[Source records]
○ ○ ○ ○ ○
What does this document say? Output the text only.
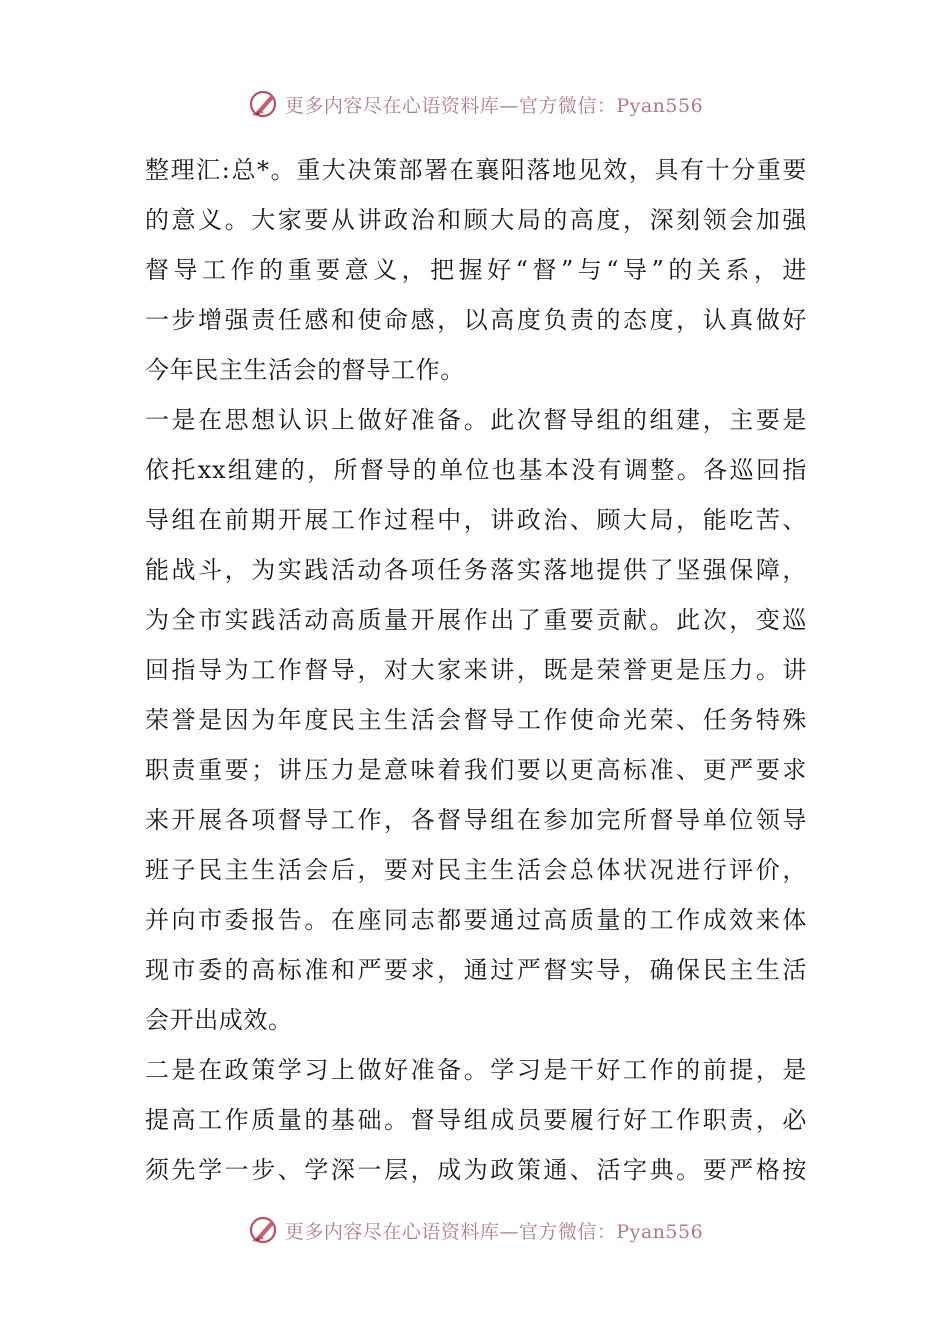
更多内容尽在心语资料库—官方微信：Pyan556
整理汇:总*。重大决策部署在襄阳落地见效，具有十分重要
的意义。大家要从讲政治和顾大局的高度，深刻领会加强
督导工作的重要意义，把握好“督”与“导”的关系，进
一步增强责任感和使命感，以高度负责的态度，认真做好
今年民主生活会的督导工作。
一是在思想认识上做好准备。此次督导组的组建，主要是
依托xx组建的，所督导的单位也基本没有调整。各巡回指
导组在前期开展工作过程中，讲政治、顾大局，能吃苦、
能战斗，为实践活动各项任务落实落地提供了坚强保障，
为全市实践活动高质量开展作出了重要贡献。此次，变巡
回指导为工作督导，对大家来讲，既是荣誉更是压力。讲
荣誉是因为年度民主生活会督导工作使命光荣、任务特殊
职责重要；讲压力是意味着我们要以更高标准、更严要求
来开展各项督导工作，各督导组在参加完所督导单位领导
班子民主生活会后，要对民主生活会总体状况进行评价，
并向市委报告。在座同志都要通过高质量的工作成效来体
现市委的高标准和严要求，通过严督实导，确保民主生活
会开出成效。
二是在政策学习上做好准备。学习是干好工作的前提，是
提高工作质量的基础。督导组成员要履行好工作职责，必
须先学一步、学深一层，成为政策通、活字典。要严格按
更多内容尽在心语资料库—官方微信：Pyan556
○ ○ ○ ○ ○
→ WORK TO DO: Restate the records above in full, word for word. Keep pictures out.

→ CORRECT RESULT:
What does this document say? Output the text only.
更多内容尽在心语资料库—官方微信：Pyan556
整理汇:总*。重大决策部署在襄阳落地见效，具有十分重要
的意义。大家要从讲政治和顾大局的高度，深刻领会加强
督导工作的重要意义，把握好“督”与“导”的关系，进
一步增强责任感和使命感，以高度负责的态度，认真做好
今年民主生活会的督导工作。
一是在思想认识上做好准备。此次督导组的组建，主要是
依托xx组建的，所督导的单位也基本没有调整。各巡回指
导组在前期开展工作过程中，讲政治、顾大局，能吃苦、
能战斗，为实践活动各项任务落实落地提供了坚强保障，
为全市实践活动高质量开展作出了重要贡献。此次，变巡
回指导为工作督导，对大家来讲，既是荣誉更是压力。讲
荣誉是因为年度民主生活会督导工作使命光荣、任务特殊
职责重要；讲压力是意味着我们要以更高标准、更严要求
来开展各项督导工作，各督导组在参加完所督导单位领导
班子民主生活会后，要对民主生活会总体状况进行评价，
并向市委报告。在座同志都要通过高质量的工作成效来体
现市委的高标准和严要求，通过严督实导，确保民主生活
会开出成效。
二是在政策学习上做好准备。学习是干好工作的前提，是
提高工作质量的基础。督导组成员要履行好工作职责，必
须先学一步、学深一层，成为政策通、活字典。要严格按
更多内容尽在心语资料库—官方微信：Pyan556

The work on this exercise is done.